WHAT IS ASKED
Without the pictures, set down every line of the data exactly.

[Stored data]
::::
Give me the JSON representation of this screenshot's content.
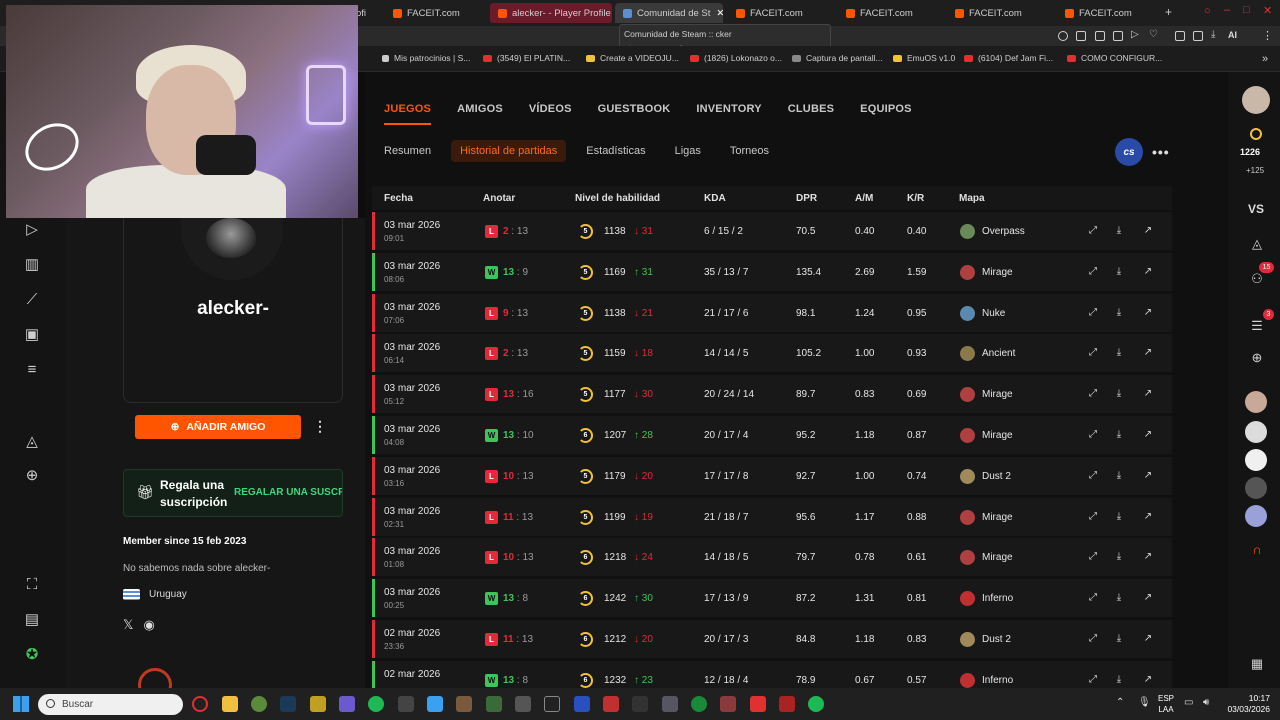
{
  "browser": {
    "tabs": [
      {
        "label": "ofi"
      },
      {
        "label": "FACEIT.com"
      },
      {
        "label": "alecker- - Player Profile -"
      },
      {
        "label": "Comunidad de St"
      },
      {
        "label": "FACEIT.com"
      },
      {
        "label": "FACEIT.com"
      },
      {
        "label": "FACEIT.com"
      },
      {
        "label": "FACEIT.com"
      }
    ],
    "tooltip": {
      "title": "Comunidad de Steam :: cker",
      "url": "steamcommunity.com"
    },
    "bookmarks": [
      {
        "label": "Mis patrocinios | S..."
      },
      {
        "label": "(3549) El PLATIN..."
      },
      {
        "label": "Create a VIDEOJU..."
      },
      {
        "label": "(1826) Lokonazo o..."
      },
      {
        "label": "Captura de pantall..."
      },
      {
        "label": "EmuOS v1.0"
      },
      {
        "label": "(6104) Def Jam Fi..."
      },
      {
        "label": "COMO CONFIGUR..."
      }
    ],
    "toolbar_ai": "AI"
  },
  "profile": {
    "username": "alecker-",
    "add_friend": "AÑADIR AMIGO",
    "gift_title": "Regala una suscripción",
    "gift_link": "REGALAR UNA SUSCRIPCIÓN",
    "member_since": "Member since 15 feb 2023",
    "about": "No sabemos nada sobre alecker-",
    "country": "Uruguay"
  },
  "nav": {
    "main": [
      "JUEGOS",
      "AMIGOS",
      "VÍDEOS",
      "GUESTBOOK",
      "INVENTORY",
      "CLUBES",
      "EQUIPOS"
    ],
    "sub": [
      "Resumen",
      "Historial de partidas",
      "Estadísticas",
      "Ligas",
      "Torneos"
    ],
    "game_badge": "cs"
  },
  "table": {
    "headers": {
      "fecha": "Fecha",
      "anotar": "Anotar",
      "nivel": "Nivel de habilidad",
      "kda": "KDA",
      "dpr": "DPR",
      "am": "A/M",
      "kr": "K/R",
      "mapa": "Mapa"
    },
    "rows": [
      {
        "date": "03 mar 2026",
        "time": "09:01",
        "result": "L",
        "mine": "2",
        "theirs": "13",
        "level": "5",
        "elo": "1138",
        "delta": "31",
        "kda": "6 / 15 / 2",
        "dpr": "70.5",
        "am": "0.40",
        "kr": "0.40",
        "map": "Overpass"
      },
      {
        "date": "03 mar 2026",
        "time": "08:06",
        "result": "W",
        "mine": "13",
        "theirs": "9",
        "level": "5",
        "elo": "1169",
        "delta": "31",
        "kda": "35 / 13 / 7",
        "dpr": "135.4",
        "am": "2.69",
        "kr": "1.59",
        "map": "Mirage"
      },
      {
        "date": "03 mar 2026",
        "time": "07:06",
        "result": "L",
        "mine": "9",
        "theirs": "13",
        "level": "5",
        "elo": "1138",
        "delta": "21",
        "kda": "21 / 17 / 6",
        "dpr": "98.1",
        "am": "1.24",
        "kr": "0.95",
        "map": "Nuke"
      },
      {
        "date": "03 mar 2026",
        "time": "06:14",
        "result": "L",
        "mine": "2",
        "theirs": "13",
        "level": "5",
        "elo": "1159",
        "delta": "18",
        "kda": "14 / 14 / 5",
        "dpr": "105.2",
        "am": "1.00",
        "kr": "0.93",
        "map": "Ancient"
      },
      {
        "date": "03 mar 2026",
        "time": "05:12",
        "result": "L",
        "mine": "13",
        "theirs": "16",
        "level": "5",
        "elo": "1177",
        "delta": "30",
        "kda": "20 / 24 / 14",
        "dpr": "89.7",
        "am": "0.83",
        "kr": "0.69",
        "map": "Mirage"
      },
      {
        "date": "03 mar 2026",
        "time": "04:08",
        "result": "W",
        "mine": "13",
        "theirs": "10",
        "level": "6",
        "elo": "1207",
        "delta": "28",
        "kda": "20 / 17 / 4",
        "dpr": "95.2",
        "am": "1.18",
        "kr": "0.87",
        "map": "Mirage"
      },
      {
        "date": "03 mar 2026",
        "time": "03:16",
        "result": "L",
        "mine": "10",
        "theirs": "13",
        "level": "5",
        "elo": "1179",
        "delta": "20",
        "kda": "17 / 17 / 8",
        "dpr": "92.7",
        "am": "1.00",
        "kr": "0.74",
        "map": "Dust 2"
      },
      {
        "date": "03 mar 2026",
        "time": "02:31",
        "result": "L",
        "mine": "11",
        "theirs": "13",
        "level": "5",
        "elo": "1199",
        "delta": "19",
        "kda": "21 / 18 / 7",
        "dpr": "95.6",
        "am": "1.17",
        "kr": "0.88",
        "map": "Mirage"
      },
      {
        "date": "03 mar 2026",
        "time": "01:08",
        "result": "L",
        "mine": "10",
        "theirs": "13",
        "level": "6",
        "elo": "1218",
        "delta": "24",
        "kda": "14 / 18 / 5",
        "dpr": "79.7",
        "am": "0.78",
        "kr": "0.61",
        "map": "Mirage"
      },
      {
        "date": "03 mar 2026",
        "time": "00:25",
        "result": "W",
        "mine": "13",
        "theirs": "8",
        "level": "6",
        "elo": "1242",
        "delta": "30",
        "kda": "17 / 13 / 9",
        "dpr": "87.2",
        "am": "1.31",
        "kr": "0.81",
        "map": "Inferno"
      },
      {
        "date": "02 mar 2026",
        "time": "23:36",
        "result": "L",
        "mine": "11",
        "theirs": "13",
        "level": "6",
        "elo": "1212",
        "delta": "20",
        "kda": "20 / 17 / 3",
        "dpr": "84.8",
        "am": "1.18",
        "kr": "0.83",
        "map": "Dust 2"
      },
      {
        "date": "02 mar 2026",
        "time": "",
        "result": "W",
        "mine": "13",
        "theirs": "8",
        "level": "6",
        "elo": "1232",
        "delta": "23",
        "kda": "12 / 18 / 4",
        "dpr": "78.9",
        "am": "0.67",
        "kr": "0.57",
        "map": "Inferno"
      }
    ]
  },
  "right_rail": {
    "points": "1226",
    "points_delta": "+125",
    "vs": "VS",
    "friends_badge": "15",
    "party_badge": "3"
  },
  "taskbar": {
    "search_placeholder": "Buscar",
    "lang_top": "ESP",
    "lang_bottom": "LAA",
    "time": "10:17",
    "date": "03/03/2026"
  },
  "colors": {
    "accent": "#ff5500",
    "win": "#3ec45a",
    "loss": "#e22a3a",
    "level": "#f0c23a"
  }
}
::::
RESULT BELOW
Give me the JSON representation of this screenshot's content.
{
  "browser": {
    "tabs": [
      {
        "label": "ofi"
      },
      {
        "label": "FACEIT.com"
      },
      {
        "label": "alecker- - Player Profile -"
      },
      {
        "label": "Comunidad de St"
      },
      {
        "label": "FACEIT.com"
      },
      {
        "label": "FACEIT.com"
      },
      {
        "label": "FACEIT.com"
      },
      {
        "label": "FACEIT.com"
      }
    ],
    "tooltip": {
      "title": "Comunidad de Steam :: cker",
      "url": "steamcommunity.com"
    },
    "bookmarks": [
      {
        "label": "Mis patrocinios | S..."
      },
      {
        "label": "(3549) El PLATIN..."
      },
      {
        "label": "Create a VIDEOJU..."
      },
      {
        "label": "(1826) Lokonazo o..."
      },
      {
        "label": "Captura de pantall..."
      },
      {
        "label": "EmuOS v1.0"
      },
      {
        "label": "(6104) Def Jam Fi..."
      },
      {
        "label": "COMO CONFIGUR..."
      }
    ],
    "toolbar_ai": "AI"
  },
  "profile": {
    "username": "alecker-",
    "add_friend": "AÑADIR AMIGO",
    "gift_title": "Regala una suscripción",
    "gift_link": "REGALAR UNA SUSCRIPCIÓN",
    "member_since": "Member since 15 feb 2023",
    "about": "No sabemos nada sobre alecker-",
    "country": "Uruguay"
  },
  "nav": {
    "main": [
      "JUEGOS",
      "AMIGOS",
      "VÍDEOS",
      "GUESTBOOK",
      "INVENTORY",
      "CLUBES",
      "EQUIPOS"
    ],
    "sub": [
      "Resumen",
      "Historial de partidas",
      "Estadísticas",
      "Ligas",
      "Torneos"
    ],
    "game_badge": "cs"
  },
  "table": {
    "headers": {
      "fecha": "Fecha",
      "anotar": "Anotar",
      "nivel": "Nivel de habilidad",
      "kda": "KDA",
      "dpr": "DPR",
      "am": "A/M",
      "kr": "K/R",
      "mapa": "Mapa"
    },
    "rows": [
      {
        "date": "03 mar 2026",
        "time": "09:01",
        "result": "L",
        "mine": "2",
        "theirs": "13",
        "level": "5",
        "elo": "1138",
        "delta": "31",
        "kda": "6 / 15 / 2",
        "dpr": "70.5",
        "am": "0.40",
        "kr": "0.40",
        "map": "Overpass"
      },
      {
        "date": "03 mar 2026",
        "time": "08:06",
        "result": "W",
        "mine": "13",
        "theirs": "9",
        "level": "5",
        "elo": "1169",
        "delta": "31",
        "kda": "35 / 13 / 7",
        "dpr": "135.4",
        "am": "2.69",
        "kr": "1.59",
        "map": "Mirage"
      },
      {
        "date": "03 mar 2026",
        "time": "07:06",
        "result": "L",
        "mine": "9",
        "theirs": "13",
        "level": "5",
        "elo": "1138",
        "delta": "21",
        "kda": "21 / 17 / 6",
        "dpr": "98.1",
        "am": "1.24",
        "kr": "0.95",
        "map": "Nuke"
      },
      {
        "date": "03 mar 2026",
        "time": "06:14",
        "result": "L",
        "mine": "2",
        "theirs": "13",
        "level": "5",
        "elo": "1159",
        "delta": "18",
        "kda": "14 / 14 / 5",
        "dpr": "105.2",
        "am": "1.00",
        "kr": "0.93",
        "map": "Ancient"
      },
      {
        "date": "03 mar 2026",
        "time": "05:12",
        "result": "L",
        "mine": "13",
        "theirs": "16",
        "level": "5",
        "elo": "1177",
        "delta": "30",
        "kda": "20 / 24 / 14",
        "dpr": "89.7",
        "am": "0.83",
        "kr": "0.69",
        "map": "Mirage"
      },
      {
        "date": "03 mar 2026",
        "time": "04:08",
        "result": "W",
        "mine": "13",
        "theirs": "10",
        "level": "6",
        "elo": "1207",
        "delta": "28",
        "kda": "20 / 17 / 4",
        "dpr": "95.2",
        "am": "1.18",
        "kr": "0.87",
        "map": "Mirage"
      },
      {
        "date": "03 mar 2026",
        "time": "03:16",
        "result": "L",
        "mine": "10",
        "theirs": "13",
        "level": "5",
        "elo": "1179",
        "delta": "20",
        "kda": "17 / 17 / 8",
        "dpr": "92.7",
        "am": "1.00",
        "kr": "0.74",
        "map": "Dust 2"
      },
      {
        "date": "03 mar 2026",
        "time": "02:31",
        "result": "L",
        "mine": "11",
        "theirs": "13",
        "level": "5",
        "elo": "1199",
        "delta": "19",
        "kda": "21 / 18 / 7",
        "dpr": "95.6",
        "am": "1.17",
        "kr": "0.88",
        "map": "Mirage"
      },
      {
        "date": "03 mar 2026",
        "time": "01:08",
        "result": "L",
        "mine": "10",
        "theirs": "13",
        "level": "6",
        "elo": "1218",
        "delta": "24",
        "kda": "14 / 18 / 5",
        "dpr": "79.7",
        "am": "0.78",
        "kr": "0.61",
        "map": "Mirage"
      },
      {
        "date": "03 mar 2026",
        "time": "00:25",
        "result": "W",
        "mine": "13",
        "theirs": "8",
        "level": "6",
        "elo": "1242",
        "delta": "30",
        "kda": "17 / 13 / 9",
        "dpr": "87.2",
        "am": "1.31",
        "kr": "0.81",
        "map": "Inferno"
      },
      {
        "date": "02 mar 2026",
        "time": "23:36",
        "result": "L",
        "mine": "11",
        "theirs": "13",
        "level": "6",
        "elo": "1212",
        "delta": "20",
        "kda": "20 / 17 / 3",
        "dpr": "84.8",
        "am": "1.18",
        "kr": "0.83",
        "map": "Dust 2"
      },
      {
        "date": "02 mar 2026",
        "time": "",
        "result": "W",
        "mine": "13",
        "theirs": "8",
        "level": "6",
        "elo": "1232",
        "delta": "23",
        "kda": "12 / 18 / 4",
        "dpr": "78.9",
        "am": "0.67",
        "kr": "0.57",
        "map": "Inferno"
      }
    ]
  },
  "right_rail": {
    "points": "1226",
    "points_delta": "+125",
    "vs": "VS",
    "friends_badge": "15",
    "party_badge": "3"
  },
  "taskbar": {
    "search_placeholder": "Buscar",
    "lang_top": "ESP",
    "lang_bottom": "LAA",
    "time": "10:17",
    "date": "03/03/2026"
  },
  "colors": {
    "accent": "#ff5500",
    "win": "#3ec45a",
    "loss": "#e22a3a",
    "level": "#f0c23a"
  }
}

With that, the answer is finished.